-- begin MATERIAL --

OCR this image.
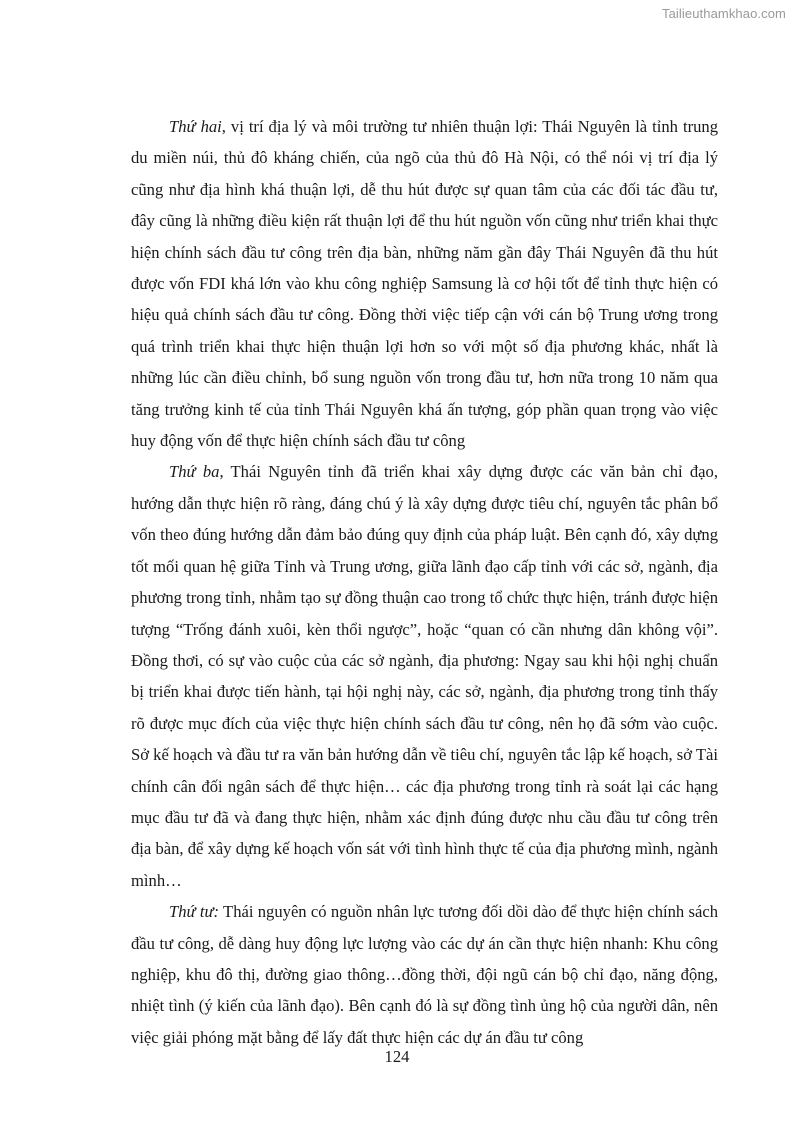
Tailieuthamkhao.com

Thứ hai, vị trí địa lý và môi trường tư nhiên thuận lợi: Thái Nguyên là tỉnh trung du miền núi, thủ đô kháng chiến, của ngõ của thủ đô Hà Nội, có thể nói vị trí địa lý cũng như địa hình khá thuận lợi, dễ thu hút được sự quan tâm của các đối tác đầu tư, đây cũng là những điều kiện rất thuận lợi để thu hút nguồn vốn cũng như triển khai thực hiện chính sách đầu tư công trên địa bàn, những năm gần đây Thái Nguyên đã thu hút được vốn FDI khá lớn vào khu công nghiệp Samsung là cơ hội tốt để tỉnh thực hiện có hiệu quả chính sách đầu tư công. Đồng thời việc tiếp cận với cán bộ Trung ương trong quá trình triển khai thực hiện thuận lợi hơn so với một số địa phương khác, nhất là những lúc cần điều chỉnh, bổ sung nguồn vốn trong đầu tư, hơn nữa trong 10 năm qua tăng trưởng kinh tế của tỉnh Thái Nguyên khá ấn tượng, góp phần quan trọng vào việc huy động vốn để thực hiện chính sách đầu tư công

Thứ ba, Thái Nguyên tỉnh đã triển khai xây dựng được các văn bản chỉ đạo, hướng dẫn thực hiện rõ ràng, đáng chú ý là xây dựng được tiêu chí, nguyên tắc phân bổ vốn theo đúng hướng dẫn đảm bảo đúng quy định của pháp luật. Bên cạnh đó, xây dựng tốt mối quan hệ giữa Tỉnh và Trung ương, giữa lãnh đạo cấp tỉnh với các sở, ngành, địa phương trong tỉnh, nhằm tạo sự đồng thuận cao trong tổ chức thực hiện, tránh được hiện tượng “Trống đánh xuôi, kèn thổi ngược”, hoặc “quan có cần nhưng dân không vội”. Đồng thơi, có sự vào cuộc của các sở ngành, địa phương: Ngay sau khi hội nghị chuẩn bị triển khai được tiến hành, tại hội nghị này, các sở, ngành, địa phương trong tỉnh thấy rõ được mục đích của việc thực hiện chính sách đầu tư công, nên họ đã sớm vào cuộc. Sở kế hoạch và đầu tư ra văn bản hướng dẫn về tiêu chí, nguyên tắc lập kế hoạch, sở Tài chính cân đối ngân sách để thực hiện… các địa phương trong tỉnh rà soát lại các hạng mục đầu tư đã và đang thực hiện, nhằm xác định đúng được nhu cầu đầu tư công trên địa bàn, để xây dựng kế hoạch vốn sát với tình hình thực tế của địa phương mình, ngành mình…

Thứ tư: Thái nguyên có nguồn nhân lực tương đối dồi dào để thực hiện chính sách đầu tư công, dễ dàng huy động lực lượng vào các dự án cần thực hiện nhanh: Khu công nghiệp, khu đô thị, đường giao thông…đồng thời, đội ngũ cán bộ chỉ đạo, năng động, nhiệt tình (ý kiến của lãnh đạo). Bên cạnh đó là sự đồng tình ủng hộ của người dân, nên việc giải phóng mặt bằng để lấy đất thực hiện các dự án đầu tư công

124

-- end MATERIAL --

EXERCISE GOAL:
Transcribe every entry above exactly. Omit all pictures.

WRITTEN RESPONSE:
OCR this image.
Tailieuthamkhao.com

Thứ hai, vị trí địa lý và môi trường tư nhiên thuận lợi: Thái Nguyên là tỉnh trung du miền núi, thủ đô kháng chiến, của ngõ của thủ đô Hà Nội, có thể nói vị trí địa lý cũng như địa hình khá thuận lợi, dễ thu hút được sự quan tâm của các đối tác đầu tư, đây cũng là những điều kiện rất thuận lợi để thu hút nguồn vốn cũng như triển khai thực hiện chính sách đầu tư công trên địa bàn, những năm gần đây Thái Nguyên đã thu hút được vốn FDI khá lớn vào khu công nghiệp Samsung là cơ hội tốt để tỉnh thực hiện có hiệu quả chính sách đầu tư công. Đồng thời việc tiếp cận với cán bộ Trung ương trong quá trình triển khai thực hiện thuận lợi hơn so với một số địa phương khác, nhất là những lúc cần điều chỉnh, bổ sung nguồn vốn trong đầu tư, hơn nữa trong 10 năm qua tăng trưởng kinh tế của tỉnh Thái Nguyên khá ấn tượng, góp phần quan trọng vào việc huy động vốn để thực hiện chính sách đầu tư công

Thứ ba, Thái Nguyên tỉnh đã triển khai xây dựng được các văn bản chỉ đạo, hướng dẫn thực hiện rõ ràng, đáng chú ý là xây dựng được tiêu chí, nguyên tắc phân bổ vốn theo đúng hướng dẫn đảm bảo đúng quy định của pháp luật. Bên cạnh đó, xây dựng tốt mối quan hệ giữa Tỉnh và Trung ương, giữa lãnh đạo cấp tỉnh với các sở, ngành, địa phương trong tỉnh, nhằm tạo sự đồng thuận cao trong tổ chức thực hiện, tránh được hiện tượng “Trống đánh xuôi, kèn thổi ngược”, hoặc “quan có cần nhưng dân không vội”. Đồng thơi, có sự vào cuộc của các sở ngành, địa phương: Ngay sau khi hội nghị chuẩn bị triển khai được tiến hành, tại hội nghị này, các sở, ngành, địa phương trong tỉnh thấy rõ được mục đích của việc thực hiện chính sách đầu tư công, nên họ đã sớm vào cuộc. Sở kế hoạch và đầu tư ra văn bản hướng dẫn về tiêu chí, nguyên tắc lập kế hoạch, sở Tài chính cân đối ngân sách để thực hiện… các địa phương trong tỉnh rà soát lại các hạng mục đầu tư đã và đang thực hiện, nhằm xác định đúng được nhu cầu đầu tư công trên địa bàn, để xây dựng kế hoạch vốn sát với tình hình thực tế của địa phương mình, ngành mình…

Thứ tư: Thái nguyên có nguồn nhân lực tương đối dồi dào để thực hiện chính sách đầu tư công, dễ dàng huy động lực lượng vào các dự án cần thực hiện nhanh: Khu công nghiệp, khu đô thị, đường giao thông…đồng thời, đội ngũ cán bộ chỉ đạo, năng động, nhiệt tình (ý kiến của lãnh đạo). Bên cạnh đó là sự đồng tình ủng hộ của người dân, nên việc giải phóng mặt bằng để lấy đất thực hiện các dự án đầu tư công

124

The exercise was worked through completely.